>>>>

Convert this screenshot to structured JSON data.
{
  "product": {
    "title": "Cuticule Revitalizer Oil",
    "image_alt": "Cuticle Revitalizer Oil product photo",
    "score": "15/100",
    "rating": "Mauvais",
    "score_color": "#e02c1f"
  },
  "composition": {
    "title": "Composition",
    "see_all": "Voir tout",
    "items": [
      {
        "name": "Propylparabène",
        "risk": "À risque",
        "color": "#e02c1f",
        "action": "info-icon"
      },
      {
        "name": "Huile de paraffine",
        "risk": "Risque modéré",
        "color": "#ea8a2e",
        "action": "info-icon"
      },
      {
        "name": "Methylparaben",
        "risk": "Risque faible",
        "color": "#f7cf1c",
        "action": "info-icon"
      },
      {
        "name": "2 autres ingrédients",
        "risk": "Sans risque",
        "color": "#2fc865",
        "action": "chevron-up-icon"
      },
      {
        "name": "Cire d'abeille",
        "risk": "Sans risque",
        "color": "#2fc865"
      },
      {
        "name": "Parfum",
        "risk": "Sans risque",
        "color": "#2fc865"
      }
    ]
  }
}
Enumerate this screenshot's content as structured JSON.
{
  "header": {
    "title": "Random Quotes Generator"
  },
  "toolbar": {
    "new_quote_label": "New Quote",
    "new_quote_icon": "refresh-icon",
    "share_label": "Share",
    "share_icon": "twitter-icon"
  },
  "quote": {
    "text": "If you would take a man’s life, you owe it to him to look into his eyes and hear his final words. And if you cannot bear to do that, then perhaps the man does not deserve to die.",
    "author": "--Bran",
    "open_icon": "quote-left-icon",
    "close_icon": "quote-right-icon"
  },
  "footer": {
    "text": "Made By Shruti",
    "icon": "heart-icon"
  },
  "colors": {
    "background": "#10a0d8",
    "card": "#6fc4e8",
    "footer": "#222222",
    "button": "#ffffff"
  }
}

<<<<

Without changing a word, restate the whole listing.

◆ Output for this exercise
Convert this screenshot to structured JSON data.
{
  "product": {
    "title": "Cuticule Revitalizer Oil",
    "image_alt": "Cuticle Revitalizer Oil product photo",
    "score": "15/100",
    "rating": "Mauvais",
    "score_color": "#e02c1f"
  },
  "composition": {
    "title": "Composition",
    "see_all": "Voir tout",
    "items": [
      {
        "name": "Propylparabène",
        "risk": "À risque",
        "color": "#e02c1f",
        "action": "info-icon"
      },
      {
        "name": "Huile de paraffine",
        "risk": "Risque modéré",
        "color": "#ea8a2e",
        "action": "info-icon"
      },
      {
        "name": "Methylparaben",
        "risk": "Risque faible",
        "color": "#f7cf1c",
        "action": "info-icon"
      },
      {
        "name": "2 autres ingrédients",
        "risk": "Sans risque",
        "color": "#2fc865",
        "action": "chevron-up-icon"
      },
      {
        "name": "Cire d'abeille",
        "risk": "Sans risque",
        "color": "#2fc865"
      },
      {
        "name": "Parfum",
        "risk": "Sans risque",
        "color": "#2fc865"
      }
    ]
  }
}
Enumerate this screenshot's content as structured JSON.
{
  "header": {
    "title": "Random Quotes Generator"
  },
  "toolbar": {
    "new_quote_label": "New Quote",
    "new_quote_icon": "refresh-icon",
    "share_label": "Share",
    "share_icon": "twitter-icon"
  },
  "quote": {
    "text": "If you would take a man’s life, you owe it to him to look into his eyes and hear his final words. And if you cannot bear to do that, then perhaps the man does not deserve to die.",
    "author": "--Bran",
    "open_icon": "quote-left-icon",
    "close_icon": "quote-right-icon"
  },
  "footer": {
    "text": "Made By Shruti",
    "icon": "heart-icon"
  },
  "colors": {
    "background": "#10a0d8",
    "card": "#6fc4e8",
    "footer": "#222222",
    "button": "#ffffff"
  }
}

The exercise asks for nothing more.